**Given request**
Nothing other than the lines from the one containing "What's the underlying" through the close of the entries below should be printed, each exactly.

**Provided records**
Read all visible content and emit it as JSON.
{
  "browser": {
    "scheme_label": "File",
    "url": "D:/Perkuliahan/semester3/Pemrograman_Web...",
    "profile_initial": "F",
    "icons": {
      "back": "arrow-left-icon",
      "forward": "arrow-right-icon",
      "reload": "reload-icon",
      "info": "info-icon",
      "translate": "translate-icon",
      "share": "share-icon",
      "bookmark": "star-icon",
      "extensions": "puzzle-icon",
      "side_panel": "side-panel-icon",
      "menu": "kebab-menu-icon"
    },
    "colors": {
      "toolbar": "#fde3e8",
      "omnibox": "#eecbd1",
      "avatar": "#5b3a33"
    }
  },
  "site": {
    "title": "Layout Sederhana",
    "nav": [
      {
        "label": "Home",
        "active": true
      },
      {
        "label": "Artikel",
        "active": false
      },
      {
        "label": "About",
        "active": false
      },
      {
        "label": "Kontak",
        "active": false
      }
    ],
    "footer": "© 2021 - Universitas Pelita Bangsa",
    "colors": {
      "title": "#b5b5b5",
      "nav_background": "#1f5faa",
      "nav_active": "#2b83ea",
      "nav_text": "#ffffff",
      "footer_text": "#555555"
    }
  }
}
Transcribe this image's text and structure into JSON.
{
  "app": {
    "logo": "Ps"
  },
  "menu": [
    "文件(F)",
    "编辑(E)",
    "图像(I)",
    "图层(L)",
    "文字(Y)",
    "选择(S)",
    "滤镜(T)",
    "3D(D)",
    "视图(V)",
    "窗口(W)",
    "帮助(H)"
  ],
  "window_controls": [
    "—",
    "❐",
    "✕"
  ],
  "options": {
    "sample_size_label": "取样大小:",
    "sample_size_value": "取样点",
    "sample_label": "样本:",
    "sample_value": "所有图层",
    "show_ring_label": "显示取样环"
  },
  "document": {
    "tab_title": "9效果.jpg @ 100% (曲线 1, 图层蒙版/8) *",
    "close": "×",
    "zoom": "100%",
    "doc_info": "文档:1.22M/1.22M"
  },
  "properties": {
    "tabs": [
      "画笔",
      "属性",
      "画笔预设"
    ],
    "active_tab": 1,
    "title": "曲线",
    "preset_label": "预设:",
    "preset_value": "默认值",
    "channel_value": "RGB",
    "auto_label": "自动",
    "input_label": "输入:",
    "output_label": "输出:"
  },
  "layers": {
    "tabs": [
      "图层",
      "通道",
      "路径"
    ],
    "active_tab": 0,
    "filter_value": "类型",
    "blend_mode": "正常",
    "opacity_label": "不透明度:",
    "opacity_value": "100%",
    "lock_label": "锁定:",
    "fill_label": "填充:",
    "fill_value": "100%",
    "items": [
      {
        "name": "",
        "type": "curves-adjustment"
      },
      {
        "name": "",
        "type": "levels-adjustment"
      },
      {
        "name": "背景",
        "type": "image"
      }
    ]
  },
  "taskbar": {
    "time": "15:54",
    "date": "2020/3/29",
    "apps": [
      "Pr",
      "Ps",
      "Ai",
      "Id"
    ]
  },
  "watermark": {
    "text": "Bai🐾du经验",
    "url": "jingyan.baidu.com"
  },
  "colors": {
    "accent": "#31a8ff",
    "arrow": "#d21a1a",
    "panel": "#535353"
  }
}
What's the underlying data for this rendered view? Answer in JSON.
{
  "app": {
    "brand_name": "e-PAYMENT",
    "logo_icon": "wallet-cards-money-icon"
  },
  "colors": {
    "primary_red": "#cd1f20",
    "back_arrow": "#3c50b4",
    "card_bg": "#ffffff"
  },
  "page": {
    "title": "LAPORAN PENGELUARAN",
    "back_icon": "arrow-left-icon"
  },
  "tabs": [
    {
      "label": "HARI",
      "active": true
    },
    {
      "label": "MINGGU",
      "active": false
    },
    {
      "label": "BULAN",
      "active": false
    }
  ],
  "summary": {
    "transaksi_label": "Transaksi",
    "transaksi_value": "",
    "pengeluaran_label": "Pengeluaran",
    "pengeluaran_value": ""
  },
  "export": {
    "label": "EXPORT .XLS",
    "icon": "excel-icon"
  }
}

**The answer**
What's the underlying data for this rendered view? Answer in JSON.
{
  "app": {
    "brand_name": "e-PAYMENT",
    "logo_icon": "wallet-cards-money-icon"
  },
  "colors": {
    "primary_red": "#cd1f20",
    "back_arrow": "#3c50b4",
    "card_bg": "#ffffff"
  },
  "page": {
    "title": "LAPORAN PENGELUARAN",
    "back_icon": "arrow-left-icon"
  },
  "tabs": [
    {
      "label": "HARI",
      "active": true
    },
    {
      "label": "MINGGU",
      "active": false
    },
    {
      "label": "BULAN",
      "active": false
    }
  ],
  "summary": {
    "transaksi_label": "Transaksi",
    "transaksi_value": "",
    "pengeluaran_label": "Pengeluaran",
    "pengeluaran_value": ""
  },
  "export": {
    "label": "EXPORT .XLS",
    "icon": "excel-icon"
  }
}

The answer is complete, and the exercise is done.